What to do:
Copy down every line where the string "pattern" shows up.
--- start Data supplied ---
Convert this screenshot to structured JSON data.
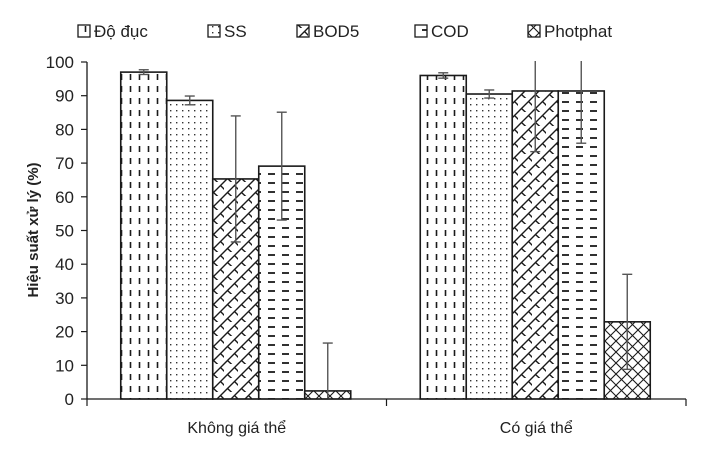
{
  "chart_data": {
    "type": "bar",
    "title": "",
    "xlabel": "",
    "ylabel": "Hiệu suất xử lý (%)",
    "ylim": [
      0,
      100
    ],
    "yticks": [
      0,
      10,
      20,
      30,
      40,
      50,
      60,
      70,
      80,
      90,
      100
    ],
    "ytick_labels": [
      "0",
      "10",
      "20",
      "30",
      "40",
      "50",
      "60",
      "70",
      "80",
      "90",
      "100"
    ],
    "grid": false,
    "legend_position": "top",
    "categories": [
      "Không giá thể",
      "Có giá thể"
    ],
    "series": [
      {
        "name": "Độ đục",
        "pattern": "vertical-dash",
        "values": [
          97.0,
          96.0
        ],
        "errors": [
          0.7,
          0.8
        ]
      },
      {
        "name": "SS",
        "pattern": "dots",
        "values": [
          88.6,
          90.5
        ],
        "errors": [
          1.3,
          1.2
        ]
      },
      {
        "name": "BOD5",
        "pattern": "brick-diagonal",
        "values": [
          65.3,
          91.4
        ],
        "errors": [
          18.7,
          18.0
        ]
      },
      {
        "name": "COD",
        "pattern": "horizontal-dash",
        "values": [
          69.1,
          91.4
        ],
        "errors": [
          16.0,
          15.5
        ]
      },
      {
        "name": "Photphat",
        "pattern": "crosshatch",
        "values": [
          2.4,
          22.9
        ],
        "errors": [
          14.2,
          14.1
        ]
      }
    ],
    "colors": {
      "stroke": "#1a1a1a",
      "error_bar": "#555555",
      "background": "#ffffff"
    }
  }
}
--- end Data supplied ---
Response below:
        "pattern": "vertical-dash",
        "pattern": "dots",
        "pattern": "brick-diagonal",
        "pattern": "horizontal-dash",
        "pattern": "crosshatch",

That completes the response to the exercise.